__Written exercise__. Reproduce the lines of the data below, from the line containing "113, 248, 136]" through the line containing "158, 248, 180]", inclusive, without changing them.

__Exercise inputs__.
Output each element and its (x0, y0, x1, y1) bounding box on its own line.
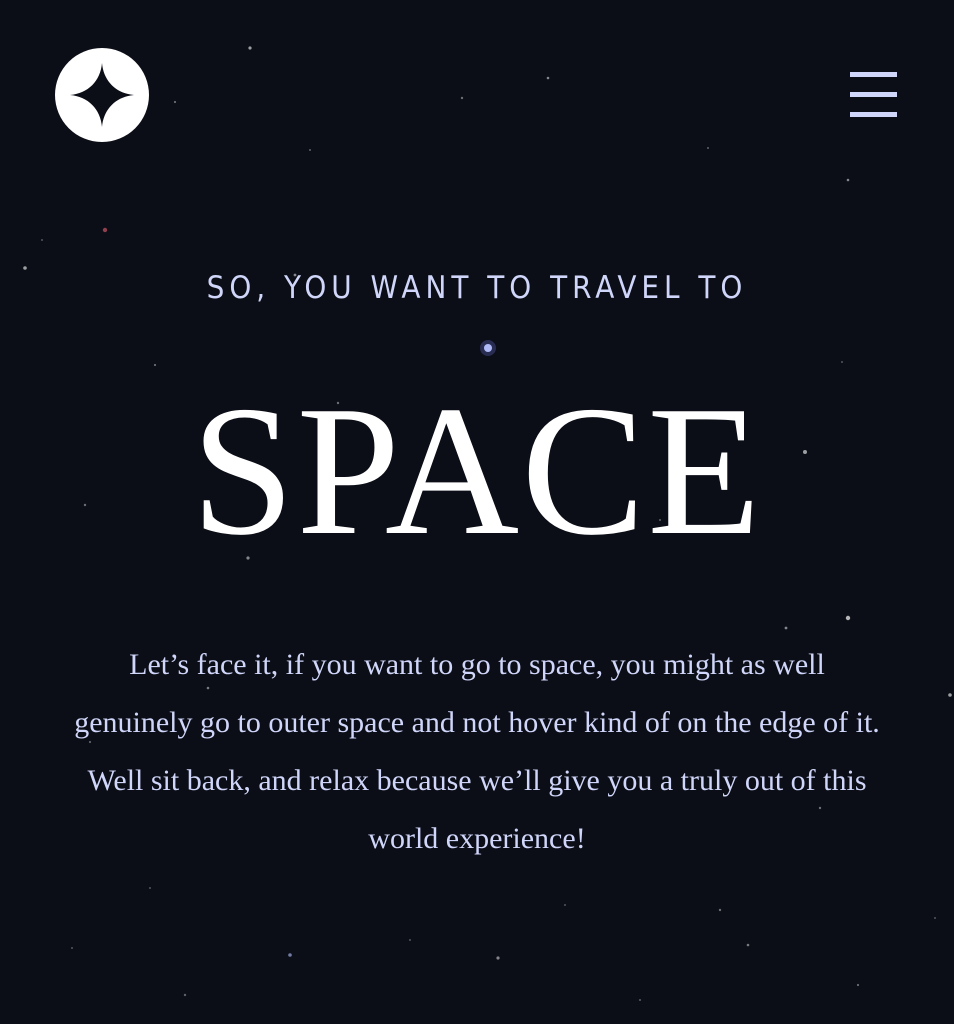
logo[interactable] (55, 48, 149, 142)
hero-intro: Let’s face it, if you want to go to spac… (74, 648, 880, 855)
hamburger-bar-middle (850, 92, 897, 97)
hamburger-bar-top (850, 72, 897, 77)
hero-eyebrow: SO, YOU WANT TO TRAVEL TO (206, 270, 748, 306)
hero-title: SPACE (191, 368, 763, 574)
hamburger-bar-bottom (850, 112, 897, 117)
four-point-star-icon (70, 63, 134, 127)
hamburger-icon[interactable] (850, 72, 897, 117)
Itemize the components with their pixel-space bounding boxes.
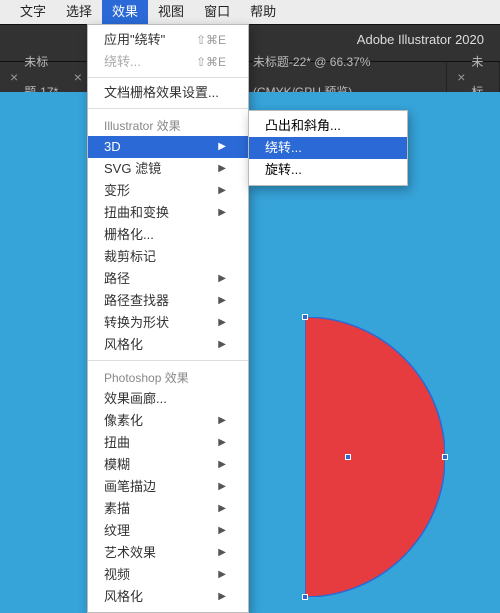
section-header-ai: Illustrator 效果	[88, 113, 248, 136]
menu-ps-5[interactable]: 素描▶	[88, 498, 248, 520]
app-title: Adobe Illustrator 2020	[357, 32, 484, 47]
menu-窗口[interactable]: 窗口	[194, 0, 240, 24]
menu-recent-1: 绕转...⇧⌘E	[88, 51, 248, 73]
menu-ps-8[interactable]: 视频▶	[88, 564, 248, 586]
chevron-right-icon: ▶	[218, 410, 226, 432]
chevron-right-icon: ▶	[218, 498, 226, 520]
chevron-right-icon: ▶	[218, 476, 226, 498]
document-tabs: × 未标题-17* × 未标题-22* @ 66.37% (CMYK/GPU 预…	[0, 62, 500, 92]
menu-ai-6[interactable]: 路径▶	[88, 268, 248, 290]
chevron-right-icon: ▶	[218, 290, 226, 312]
menu-ps-9[interactable]: 风格化▶	[88, 586, 248, 608]
submenu-3d-2[interactable]: 旋转...	[249, 159, 407, 181]
chevron-right-icon: ▶	[218, 454, 226, 476]
half-circle-shape[interactable]	[305, 317, 445, 597]
chevron-right-icon: ▶	[218, 432, 226, 454]
menu-ai-2[interactable]: 变形▶	[88, 180, 248, 202]
menu-ai-8[interactable]: 转换为形状▶	[88, 312, 248, 334]
menu-ps-0[interactable]: 效果画廊...	[88, 388, 248, 410]
chevron-right-icon: ▶	[218, 334, 226, 356]
menu-帮助[interactable]: 帮助	[240, 0, 286, 24]
menu-ps-7[interactable]: 艺术效果▶	[88, 542, 248, 564]
chevron-right-icon: ▶	[218, 268, 226, 290]
menu-ps-1[interactable]: 像素化▶	[88, 410, 248, 432]
effects-menu: 应用"绕转"⇧⌘E绕转...⇧⌘E 文档栅格效果设置... Illustrator …	[87, 24, 249, 613]
anchor-point[interactable]	[302, 314, 308, 320]
tab-doc-2[interactable]: 未标题-22* @ 66.37% (CMYK/GPU 预览)	[243, 62, 447, 92]
menu-视图[interactable]: 视图	[148, 0, 194, 24]
menubar: 文字选择效果视图窗口帮助	[0, 0, 500, 24]
tab-doc-1[interactable]: × 未标题-17* ×	[0, 62, 93, 92]
chevron-right-icon: ▶	[218, 158, 226, 180]
menu-文字[interactable]: 文字	[10, 0, 56, 24]
chevron-right-icon: ▶	[218, 202, 226, 224]
3d-submenu: 凸出和斜角...绕转...旋转...	[248, 110, 408, 186]
close-icon[interactable]: ×	[10, 62, 18, 92]
menu-ai-5[interactable]: 裁剪标记	[88, 246, 248, 268]
menu-ai-1[interactable]: SVG 滤镜▶	[88, 158, 248, 180]
chevron-right-icon: ▶	[218, 564, 226, 586]
menu-ps-4[interactable]: 画笔描边▶	[88, 476, 248, 498]
menu-ai-4[interactable]: 栅格化...	[88, 224, 248, 246]
menu-ai-7[interactable]: 路径查找器▶	[88, 290, 248, 312]
menu-ps-2[interactable]: 扭曲▶	[88, 432, 248, 454]
menu-ai-3[interactable]: 扭曲和变换▶	[88, 202, 248, 224]
submenu-3d-1[interactable]: 绕转...	[249, 137, 407, 159]
tab-doc-3[interactable]: × 未标	[447, 62, 500, 92]
anchor-point[interactable]	[302, 594, 308, 600]
close-icon[interactable]: ×	[457, 62, 465, 92]
chevron-right-icon: ▶	[218, 586, 226, 608]
anchor-point[interactable]	[442, 454, 448, 460]
menu-ps-3[interactable]: 模糊▶	[88, 454, 248, 476]
center-point[interactable]	[345, 454, 351, 460]
menu-选择[interactable]: 选择	[56, 0, 102, 24]
menu-recent-0[interactable]: 应用"绕转"⇧⌘E	[88, 29, 248, 51]
section-header-ps: Photoshop 效果	[88, 365, 248, 388]
chevron-right-icon: ▶	[218, 520, 226, 542]
submenu-3d-0[interactable]: 凸出和斜角...	[249, 115, 407, 137]
menu-ai-0[interactable]: 3D▶	[88, 136, 248, 158]
menu-效果[interactable]: 效果	[102, 0, 148, 24]
close-icon[interactable]: ×	[74, 62, 82, 92]
menu-ps-6[interactable]: 纹理▶	[88, 520, 248, 542]
chevron-right-icon: ▶	[218, 180, 226, 202]
chevron-right-icon: ▶	[218, 312, 226, 334]
menu-doc-grid[interactable]: 文档栅格效果设置...	[88, 82, 248, 104]
chevron-right-icon: ▶	[218, 542, 226, 564]
menu-ai-9[interactable]: 风格化▶	[88, 334, 248, 356]
chevron-right-icon: ▶	[218, 136, 226, 158]
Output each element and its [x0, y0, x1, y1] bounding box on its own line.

__Reply to the task__.
section-header-ai: Illustrator 效果	[88, 113, 248, 136]
menu-ps-5[interactable]: 素描▶	[88, 498, 248, 520]
app-title: Adobe Illustrator 2020	[357, 32, 484, 47]
menu-窗口[interactable]: 窗口	[194, 0, 240, 24]
menu-recent-1: 绕转...⇧⌘E	[88, 51, 248, 73]
menu-ps-8[interactable]: 视频▶	[88, 564, 248, 586]
chevron-right-icon: ▶	[218, 410, 226, 432]
chevron-right-icon: ▶	[218, 498, 226, 520]
chevron-right-icon: ▶	[218, 476, 226, 498]
document-tabs: × 未标题-17* × 未标题-22* @ 66.37% (CMYK/GPU 预…	[0, 62, 500, 92]
menu-ai-6[interactable]: 路径▶	[88, 268, 248, 290]
chevron-right-icon: ▶	[218, 290, 226, 312]
menu-ps-9[interactable]: 风格化▶	[88, 586, 248, 608]
submenu-3d-2[interactable]: 旋转...	[249, 159, 407, 181]
chevron-right-icon: ▶	[218, 454, 226, 476]
half-circle-shape[interactable]	[305, 317, 445, 597]
chevron-right-icon: ▶	[218, 432, 226, 454]
menu-ai-2[interactable]: 变形▶	[88, 180, 248, 202]
menu-ai-8[interactable]: 转换为形状▶	[88, 312, 248, 334]
menu-ps-0[interactable]: 效果画廊...	[88, 388, 248, 410]
chevron-right-icon: ▶	[218, 334, 226, 356]
menu-帮助[interactable]: 帮助	[240, 0, 286, 24]
menu-ps-7[interactable]: 艺术效果▶	[88, 542, 248, 564]
chevron-right-icon: ▶	[218, 268, 226, 290]
menu-ps-1[interactable]: 像素化▶	[88, 410, 248, 432]
effects-menu: 应用"绕转"⇧⌘E绕转...⇧⌘E 文档栅格效果设置... Illustrator …	[87, 24, 249, 613]
anchor-point[interactable]	[302, 314, 308, 320]
tab-doc-2[interactable]: 未标题-22* @ 66.37% (CMYK/GPU 预览)	[243, 62, 447, 92]
menu-视图[interactable]: 视图	[148, 0, 194, 24]
menubar: 文字选择效果视图窗口帮助	[0, 0, 500, 24]
tab-doc-1[interactable]: × 未标题-17* ×	[0, 62, 93, 92]
chevron-right-icon: ▶	[218, 158, 226, 180]
menu-文字[interactable]: 文字	[10, 0, 56, 24]
chevron-right-icon: ▶	[218, 202, 226, 224]
3d-submenu: 凸出和斜角...绕转...旋转...	[248, 110, 408, 186]
close-icon[interactable]: ×	[10, 62, 18, 92]
menu-ai-5[interactable]: 裁剪标记	[88, 246, 248, 268]
menu-ai-1[interactable]: SVG 滤镜▶	[88, 158, 248, 180]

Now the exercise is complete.